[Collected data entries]
= = =

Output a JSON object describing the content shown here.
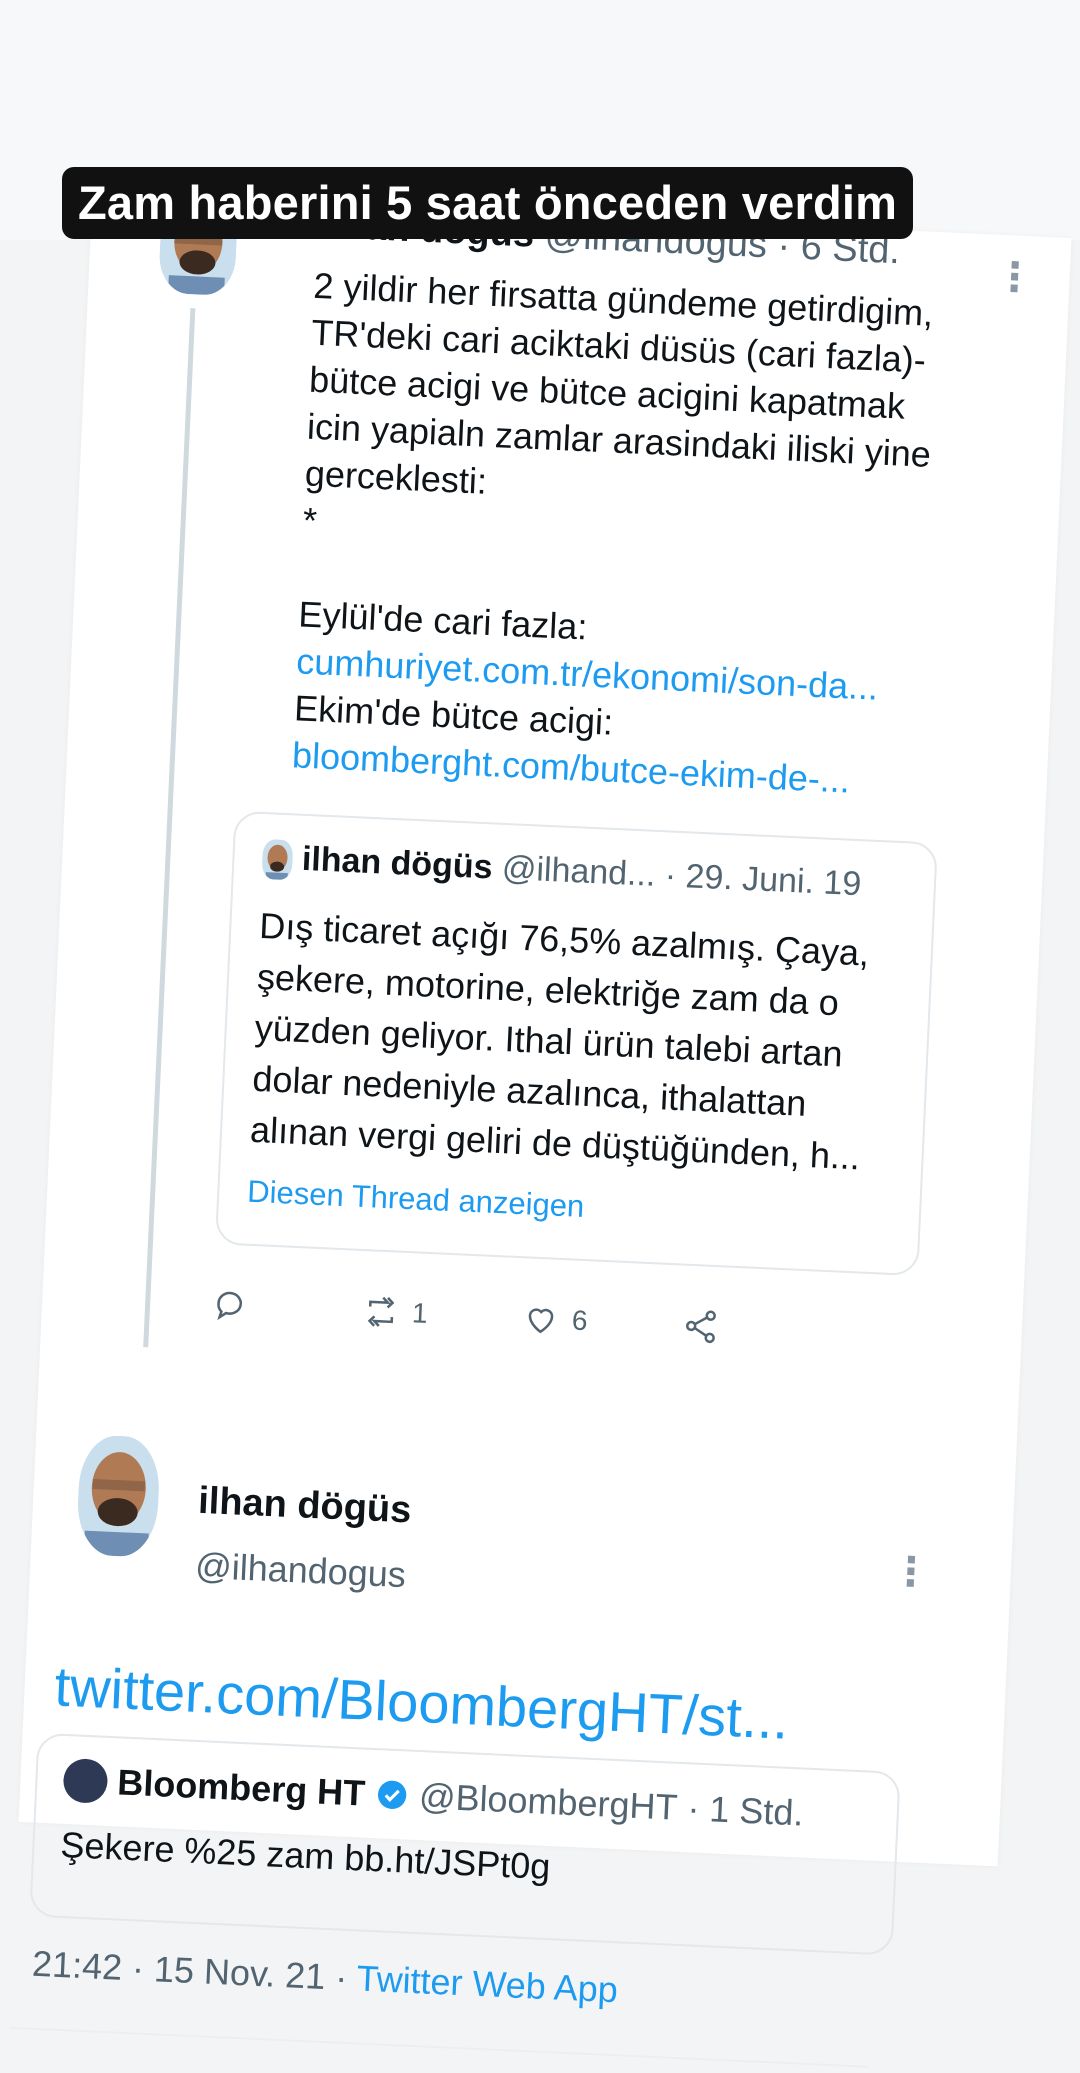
{
  "overlay": {
    "caption": "Zam haberini 5 saat önceden verdim"
  },
  "tweet1": {
    "author_name": "ilhan dögüs",
    "author_handle": "@ilhandogus",
    "time": "· 6 Std.",
    "lines": [
      "2 yildir her firsatta gündeme getirdigim,",
      "TR'deki cari aciktaki düsüs (cari fazla)-",
      "bütce acigi ve bütce acigini kapatmak",
      "icin yapialn zamlar arasindaki iliski yine",
      "gerceklesti:",
      "*",
      "",
      "Eylül'de cari fazla:"
    ],
    "link1": "cumhuriyet.com.tr/ekonomi/son-da...",
    "line_after_link1": "Ekim'de bütce acigi:",
    "link2": "bloomberght.com/butce-ekim-de-...",
    "quoted": {
      "author_name": "ilhan dögüs",
      "author_handle": "@ilhand...",
      "date": "· 29. Juni. 19",
      "text": "Dış ticaret açığı 76,5% azalmış. Çaya, şekere, motorine, elektriğe zam da o yüzden geliyor. Ithal ürün talebi artan dolar nedeniyle azalınca, ithalattan alınan vergi geliri de düştüğünden, h...",
      "show_thread": "Diesen Thread anzeigen"
    },
    "actions": {
      "reply_icon": "reply-icon",
      "retweet_icon": "retweet-icon",
      "retweet_count": "1",
      "like_icon": "heart-icon",
      "like_count": "6",
      "share_icon": "share-icon"
    }
  },
  "tweet2": {
    "author_name": "ilhan dögüs",
    "author_handle": "@ilhandogus",
    "link": "twitter.com/BloombergHT/st...",
    "quoted": {
      "author_name": "Bloomberg HT",
      "author_handle": "@BloombergHT",
      "time": "· 1 Std.",
      "text": "Şekere %25 zam bb.ht/JSPt0g"
    },
    "meta_time": "21:42 · 15 Nov. 21 ·",
    "meta_source": "Twitter Web App"
  },
  "colors": {
    "link": "#1d9bf0",
    "muted": "#536471",
    "caption_bg": "#111111"
  }
}
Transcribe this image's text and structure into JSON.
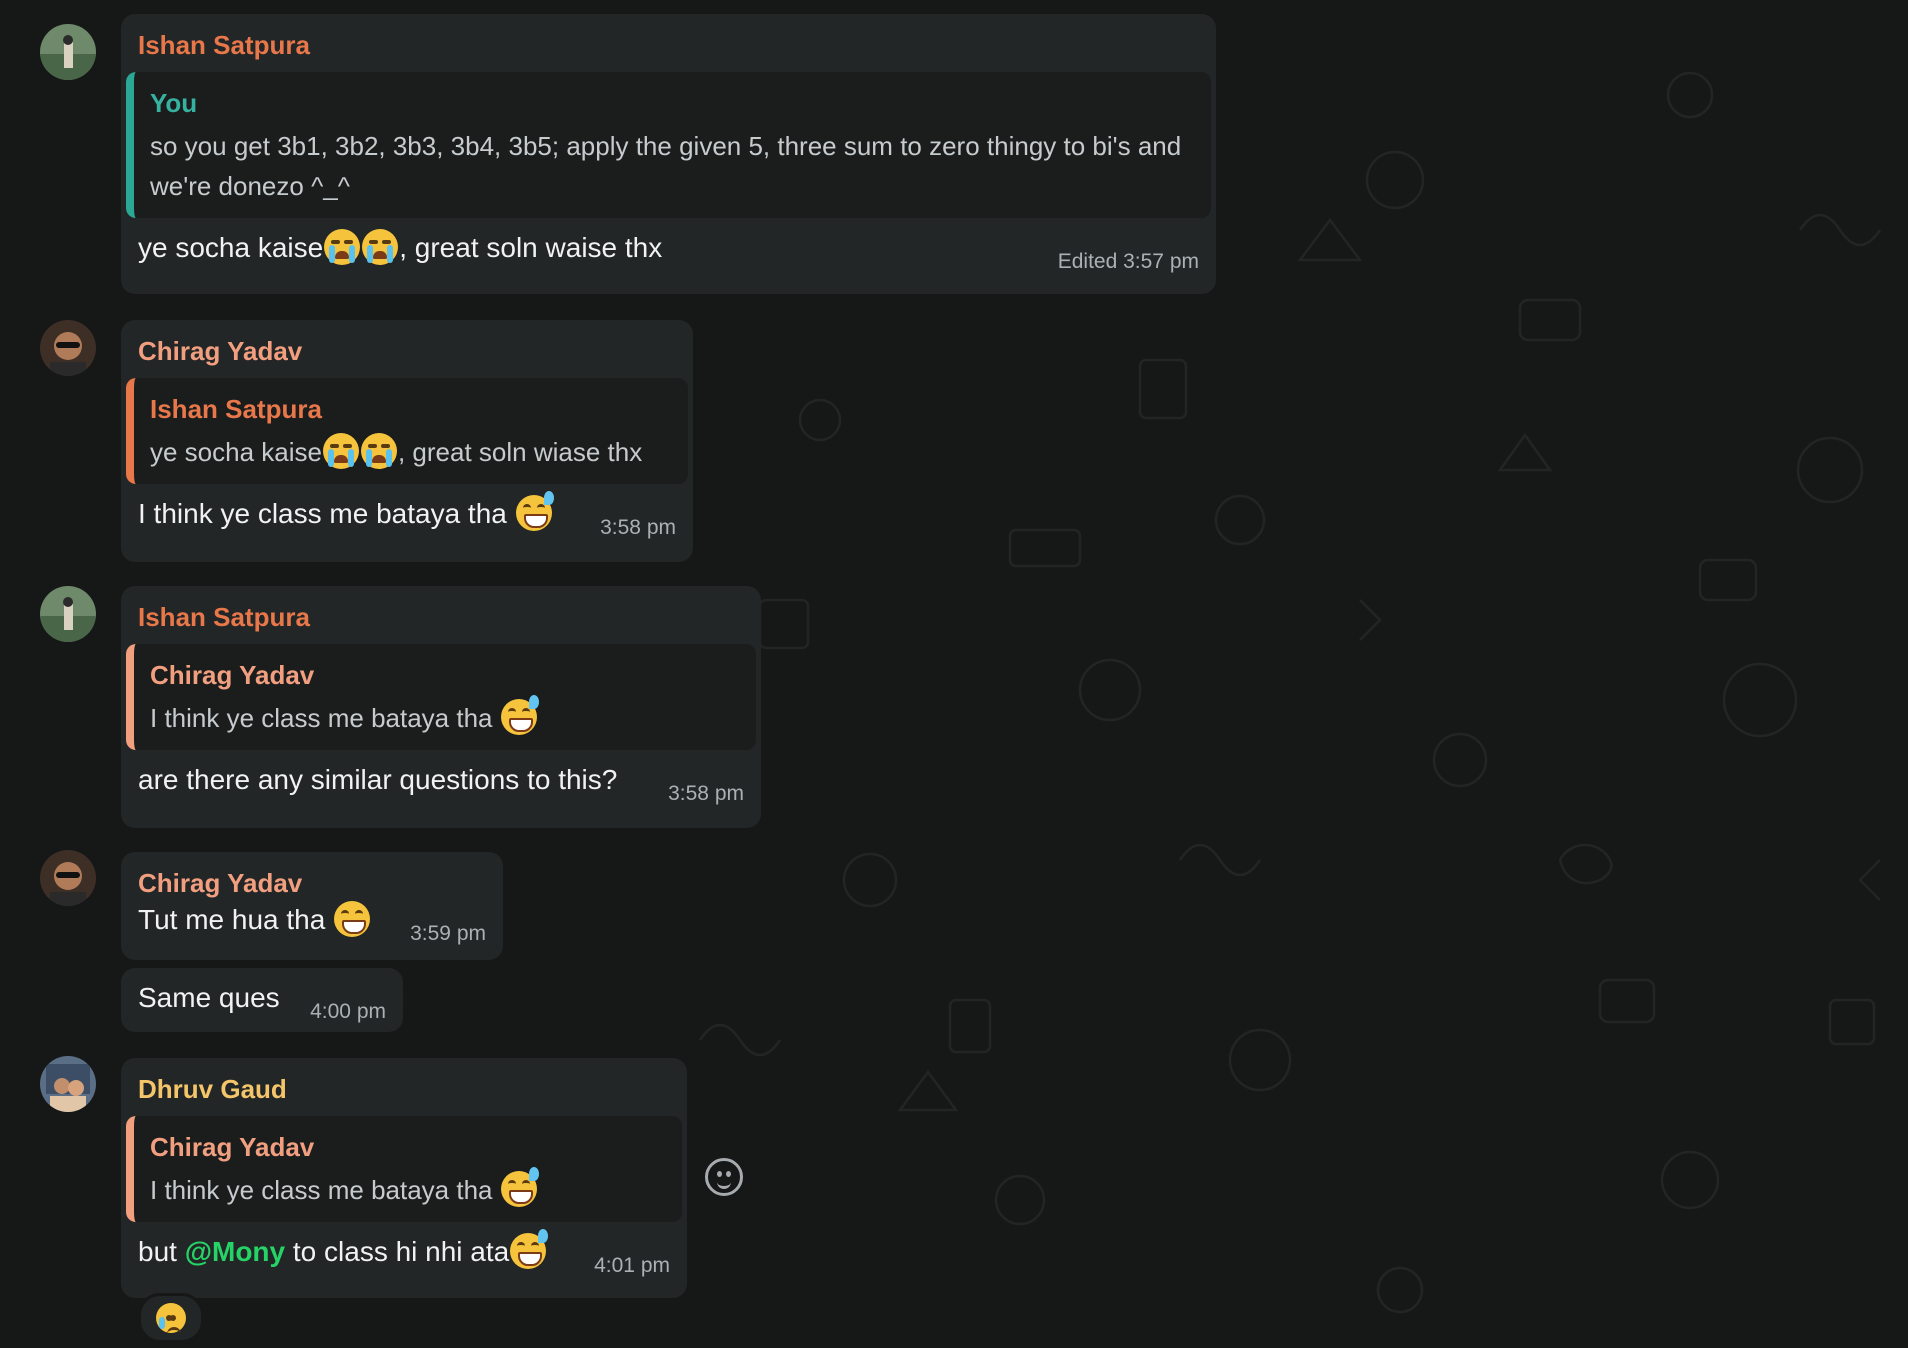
{
  "messages": [
    {
      "sender": "Ishan Satpura",
      "sender_color": "#e8774a",
      "quote": {
        "name": "You",
        "name_color": "#35b3a0",
        "text": "so you get 3b1, 3b2, 3b3, 3b4, 3b5; apply the given 5, three sum to zero thingy to bi's and we're donezo ^_^"
      },
      "text_before": "ye socha kaise",
      "text_after": ", great soln waise thx",
      "time": "Edited 3:57 pm"
    },
    {
      "sender": "Chirag Yadav",
      "sender_color": "#f29f80",
      "quote": {
        "name": "Ishan Satpura",
        "name_color": "#e8774a",
        "text_before": "ye socha kaise",
        "text_after": ", great soln wiase thx"
      },
      "text": "I think ye class me bataya tha ",
      "time": "3:58 pm"
    },
    {
      "sender": "Ishan Satpura",
      "sender_color": "#e8774a",
      "quote": {
        "name": "Chirag Yadav",
        "name_color": "#f29f80",
        "text": "I think ye class me bataya tha "
      },
      "text": "are there any similar questions to this?",
      "time": "3:58 pm"
    },
    {
      "sender": "Chirag Yadav",
      "sender_color": "#f29f80",
      "text": "Tut me hua tha ",
      "time": "3:59 pm"
    },
    {
      "text": "Same ques",
      "time": "4:00 pm"
    },
    {
      "sender": "Dhruv Gaud",
      "sender_color": "#f5c56a",
      "quote": {
        "name": "Chirag Yadav",
        "name_color": "#f29f80",
        "text": "I think ye class me bataya tha "
      },
      "text_before": "but ",
      "mention": "@Mony",
      "text_after": " to class hi nhi ata",
      "time": "4:01 pm",
      "reaction": "crying-face"
    }
  ],
  "icons": {
    "emoji_button": "smiley-icon",
    "crying": "loudly-crying-face-emoji",
    "sweat_smile": "grinning-sweat-emoji",
    "grin": "beaming-face-emoji"
  }
}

= = =

_Set exercise_:
Transcribe all of the records above character for character. Exclude the pictures.

_Result for this task_:
Output a JSON object describing the content shown here.
{
  "overlay": {
    "caption": "Zam haberini 5 saat önceden verdim"
  },
  "tweet1": {
    "author_name": "ilhan dögüs",
    "author_handle": "@ilhandogus",
    "time": "· 6 Std.",
    "lines": [
      "2 yildir her firsatta gündeme getirdigim,",
      "TR'deki cari aciktaki düsüs (cari fazla)-",
      "bütce acigi ve bütce acigini kapatmak",
      "icin yapialn zamlar arasindaki iliski yine",
      "gerceklesti:",
      "*",
      "",
      "Eylül'de cari fazla:"
    ],
    "link1": "cumhuriyet.com.tr/ekonomi/son-da...",
    "line_after_link1": "Ekim'de bütce acigi:",
    "link2": "bloomberght.com/butce-ekim-de-...",
    "quoted": {
      "author_name": "ilhan dögüs",
      "author_handle": "@ilhand...",
      "date": "· 29. Juni. 19",
      "text": "Dış ticaret açığı 76,5% azalmış. Çaya, şekere, motorine, elektriğe zam da o yüzden geliyor. Ithal ürün talebi artan dolar nedeniyle azalınca, ithalattan alınan vergi geliri de düştüğünden, h...",
      "show_thread": "Diesen Thread anzeigen"
    },
    "actions": {
      "reply_icon": "reply-icon",
      "retweet_icon": "retweet-icon",
      "retweet_count": "1",
      "like_icon": "heart-icon",
      "like_count": "6",
      "share_icon": "share-icon"
    }
  },
  "tweet2": {
    "author_name": "ilhan dögüs",
    "author_handle": "@ilhandogus",
    "link": "twitter.com/BloombergHT/st...",
    "quoted": {
      "author_name": "Bloomberg HT",
      "author_handle": "@BloombergHT",
      "time": "· 1 Std.",
      "text": "Şekere %25 zam bb.ht/JSPt0g"
    },
    "meta_time": "21:42 · 15 Nov. 21 ·",
    "meta_source": "Twitter Web App"
  },
  "colors": {
    "link": "#1d9bf0",
    "muted": "#536471",
    "caption_bg": "#111111"
  }
}
Transcribe this image's text and structure into JSON.
{
  "messages": [
    {
      "sender": "Ishan Satpura",
      "sender_color": "#e8774a",
      "quote": {
        "name": "You",
        "name_color": "#35b3a0",
        "text": "so you get 3b1, 3b2, 3b3, 3b4, 3b5; apply the given 5, three sum to zero thingy to bi's and we're donezo ^_^"
      },
      "text_before": "ye socha kaise",
      "text_after": ", great soln waise thx",
      "time": "Edited 3:57 pm"
    },
    {
      "sender": "Chirag Yadav",
      "sender_color": "#f29f80",
      "quote": {
        "name": "Ishan Satpura",
        "name_color": "#e8774a",
        "text_before": "ye socha kaise",
        "text_after": ", great soln wiase thx"
      },
      "text": "I think ye class me bataya tha ",
      "time": "3:58 pm"
    },
    {
      "sender": "Ishan Satpura",
      "sender_color": "#e8774a",
      "quote": {
        "name": "Chirag Yadav",
        "name_color": "#f29f80",
        "text": "I think ye class me bataya tha "
      },
      "text": "are there any similar questions to this?",
      "time": "3:58 pm"
    },
    {
      "sender": "Chirag Yadav",
      "sender_color": "#f29f80",
      "text": "Tut me hua tha ",
      "time": "3:59 pm"
    },
    {
      "text": "Same ques",
      "time": "4:00 pm"
    },
    {
      "sender": "Dhruv Gaud",
      "sender_color": "#f5c56a",
      "quote": {
        "name": "Chirag Yadav",
        "name_color": "#f29f80",
        "text": "I think ye class me bataya tha "
      },
      "text_before": "but ",
      "mention": "@Mony",
      "text_after": " to class hi nhi ata",
      "time": "4:01 pm",
      "reaction": "crying-face"
    }
  ],
  "icons": {
    "emoji_button": "smiley-icon",
    "crying": "loudly-crying-face-emoji",
    "sweat_smile": "grinning-sweat-emoji",
    "grin": "beaming-face-emoji"
  }
}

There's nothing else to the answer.